▶ [Extracted entries]
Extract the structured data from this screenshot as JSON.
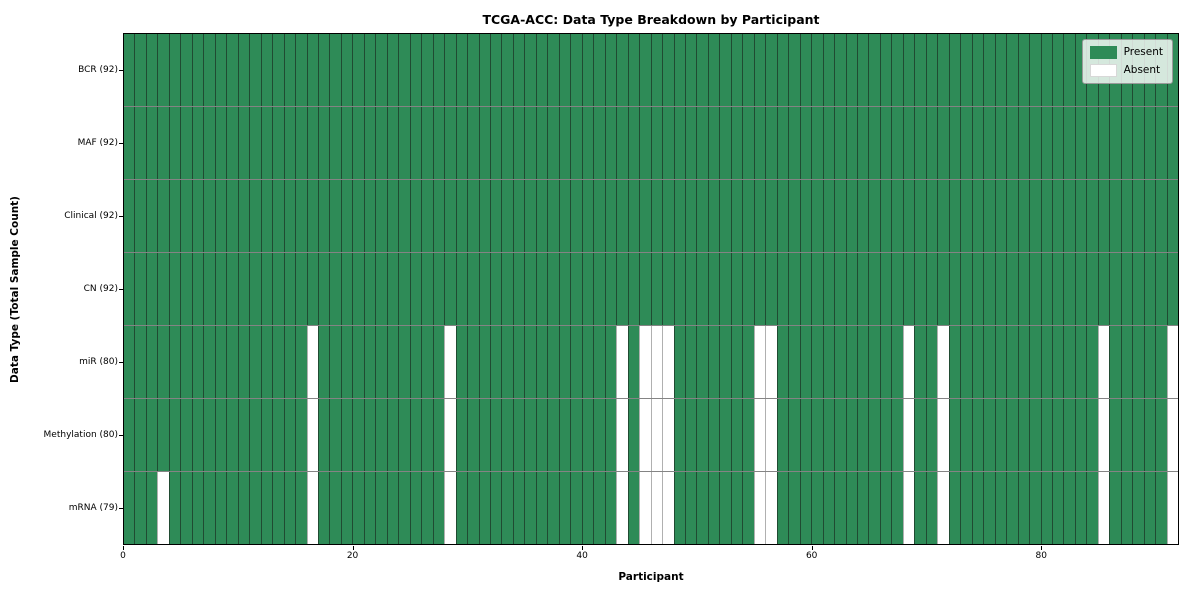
{
  "chart_data": {
    "type": "heatmap",
    "title": "TCGA-ACC: Data Type Breakdown by Participant",
    "xlabel": "Participant",
    "ylabel": "Data Type (Total Sample Count)",
    "n_participants": 92,
    "x_ticks": [
      0,
      20,
      40,
      60,
      80
    ],
    "present_color": "#2e8b57",
    "absent_color": "#ffffff",
    "legend": [
      {
        "label": "Present",
        "color": "#2e8b57"
      },
      {
        "label": "Absent",
        "color": "#ffffff"
      }
    ],
    "legend_position": "upper right",
    "rows": [
      {
        "label": "BCR (92)",
        "total": 92,
        "absent": []
      },
      {
        "label": "MAF (92)",
        "total": 92,
        "absent": []
      },
      {
        "label": "Clinical (92)",
        "total": 92,
        "absent": []
      },
      {
        "label": "CN (92)",
        "total": 92,
        "absent": []
      },
      {
        "label": "miR (80)",
        "total": 80,
        "absent": [
          16,
          28,
          43,
          45,
          46,
          47,
          55,
          56,
          68,
          71,
          85,
          91
        ]
      },
      {
        "label": "Methylation (80)",
        "total": 80,
        "absent": [
          16,
          28,
          43,
          45,
          46,
          47,
          55,
          56,
          68,
          71,
          85,
          91
        ]
      },
      {
        "label": "mRNA (79)",
        "total": 79,
        "absent": [
          3,
          16,
          28,
          43,
          45,
          46,
          47,
          55,
          56,
          68,
          71,
          85,
          91
        ]
      }
    ]
  }
}
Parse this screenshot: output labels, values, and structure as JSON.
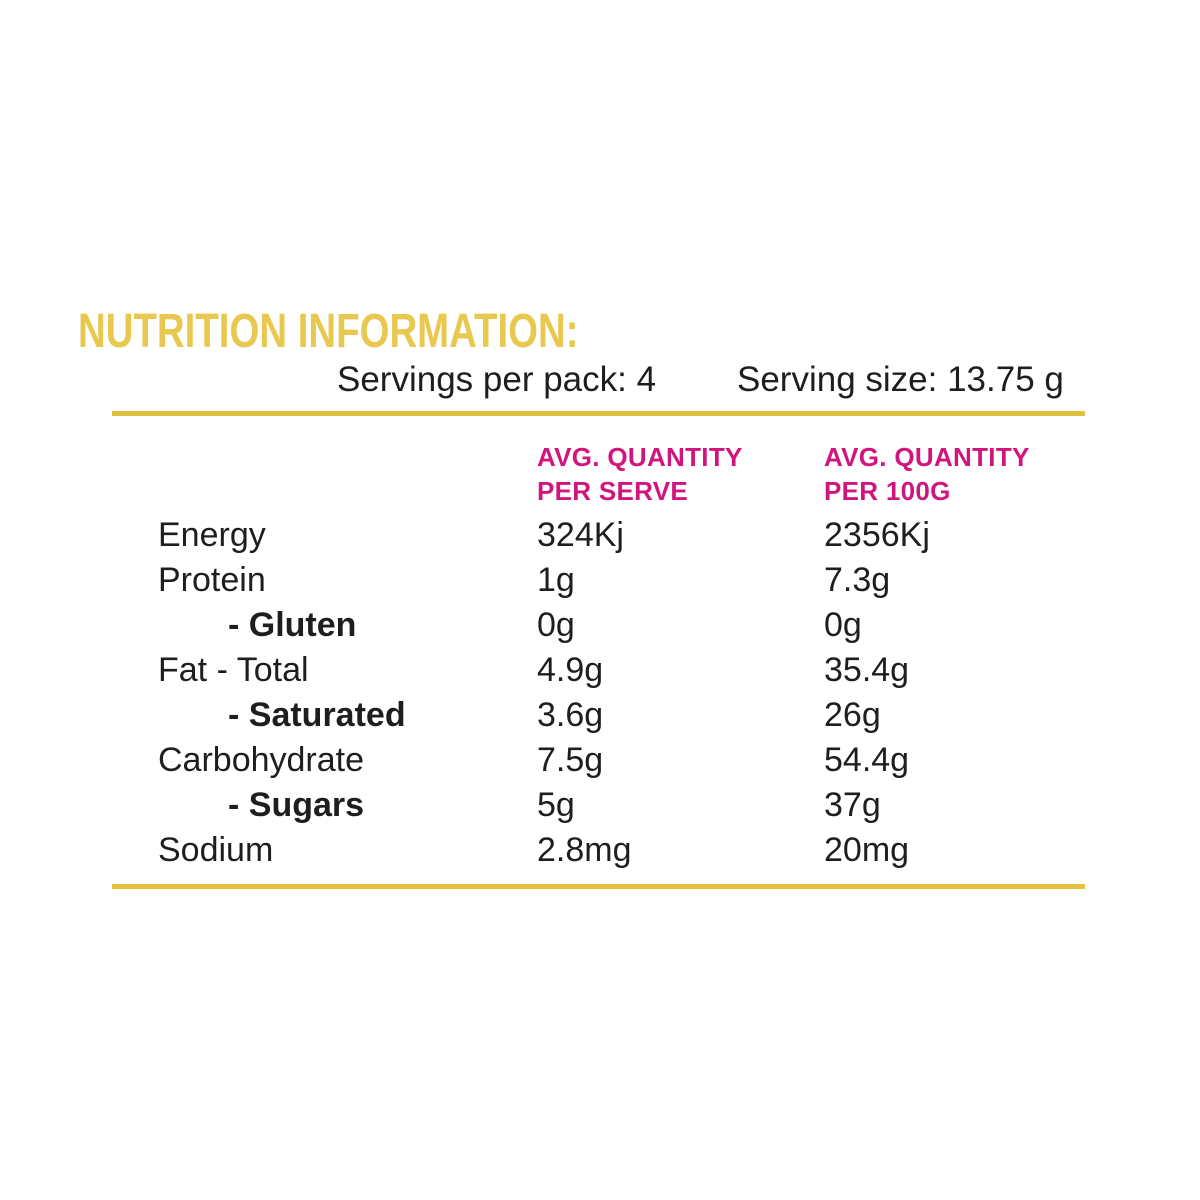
{
  "colors": {
    "title_gold": "#e8c84e",
    "rule_gold": "#e0c23f",
    "header_pink": "#d2157d",
    "text": "#1e1e1e",
    "background": "#ffffff"
  },
  "title": "NUTRITION INFORMATION:",
  "serving_info": {
    "servings_per_pack": "Servings per pack: 4",
    "serving_size": "Serving size: 13.75 g"
  },
  "table": {
    "headers": {
      "per_serve": {
        "line1": "AVG. QUANTITY",
        "line2": "PER SERVE"
      },
      "per_100g": {
        "line1": "AVG. QUANTITY",
        "line2": "PER 100G"
      }
    },
    "rows": [
      {
        "label": "Energy",
        "per_serve": "324Kj",
        "per_100g": "2356Kj"
      },
      {
        "label": "Protein",
        "per_serve": "1g",
        "per_100g": "7.3g"
      },
      {
        "label": "- Gluten",
        "per_serve": "0g",
        "per_100g": "0g"
      },
      {
        "label": "Fat - Total",
        "per_serve": "4.9g",
        "per_100g": "35.4g"
      },
      {
        "label": "- Saturated",
        "per_serve": "3.6g",
        "per_100g": "26g"
      },
      {
        "label": "Carbohydrate",
        "per_serve": "7.5g",
        "per_100g": "54.4g"
      },
      {
        "label": "- Sugars",
        "per_serve": "5g",
        "per_100g": "37g"
      },
      {
        "label": "Sodium",
        "per_serve": "2.8mg",
        "per_100g": "20mg"
      }
    ]
  }
}
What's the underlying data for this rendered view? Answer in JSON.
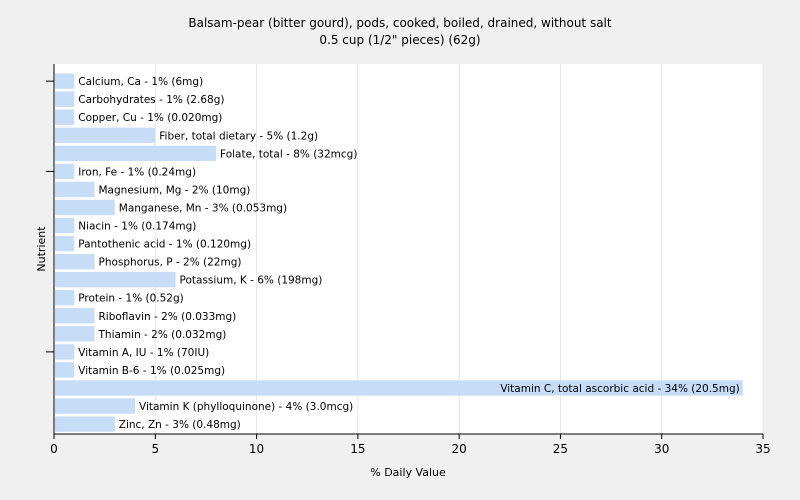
{
  "chart_data": {
    "type": "bar",
    "orientation": "horizontal",
    "title": "Balsam-pear (bitter gourd), pods, cooked, boiled, drained, without salt",
    "subtitle": "0.5 cup (1/2\" pieces) (62g)",
    "xlabel": "% Daily Value",
    "ylabel": "Nutrient",
    "xlim": [
      0,
      35
    ],
    "xticks": [
      0,
      5,
      10,
      15,
      20,
      25,
      30,
      35
    ],
    "grid": true,
    "bar_color": "#c6dcf7",
    "categories": [
      "Calcium, Ca - 1% (6mg)",
      "Carbohydrates - 1% (2.68g)",
      "Copper, Cu - 1% (0.020mg)",
      "Fiber, total dietary - 5% (1.2g)",
      "Folate, total - 8% (32mcg)",
      "Iron, Fe - 1% (0.24mg)",
      "Magnesium, Mg - 2% (10mg)",
      "Manganese, Mn - 3% (0.053mg)",
      "Niacin - 1% (0.174mg)",
      "Pantothenic acid - 1% (0.120mg)",
      "Phosphorus, P - 2% (22mg)",
      "Potassium, K - 6% (198mg)",
      "Protein - 1% (0.52g)",
      "Riboflavin - 2% (0.033mg)",
      "Thiamin - 2% (0.032mg)",
      "Vitamin A, IU - 1% (70IU)",
      "Vitamin B-6 - 1% (0.025mg)",
      "Vitamin C, total ascorbic acid - 34% (20.5mg)",
      "Vitamin K (phylloquinone) - 4% (3.0mcg)",
      "Zinc, Zn - 3% (0.48mg)"
    ],
    "values": [
      1,
      1,
      1,
      5,
      8,
      1,
      2,
      3,
      1,
      1,
      2,
      6,
      1,
      2,
      2,
      1,
      1,
      34,
      4,
      3
    ]
  }
}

▶ [Problem] Your answer should be each line from the entries that includes the string "Vitamin".

▶ [Output below]
      "Vitamin A, IU - 1% (70IU)",
      "Vitamin B-6 - 1% (0.025mg)",
      "Vitamin C, total ascorbic acid - 34% (20.5mg)",
      "Vitamin K (phylloquinone) - 4% (3.0mcg)",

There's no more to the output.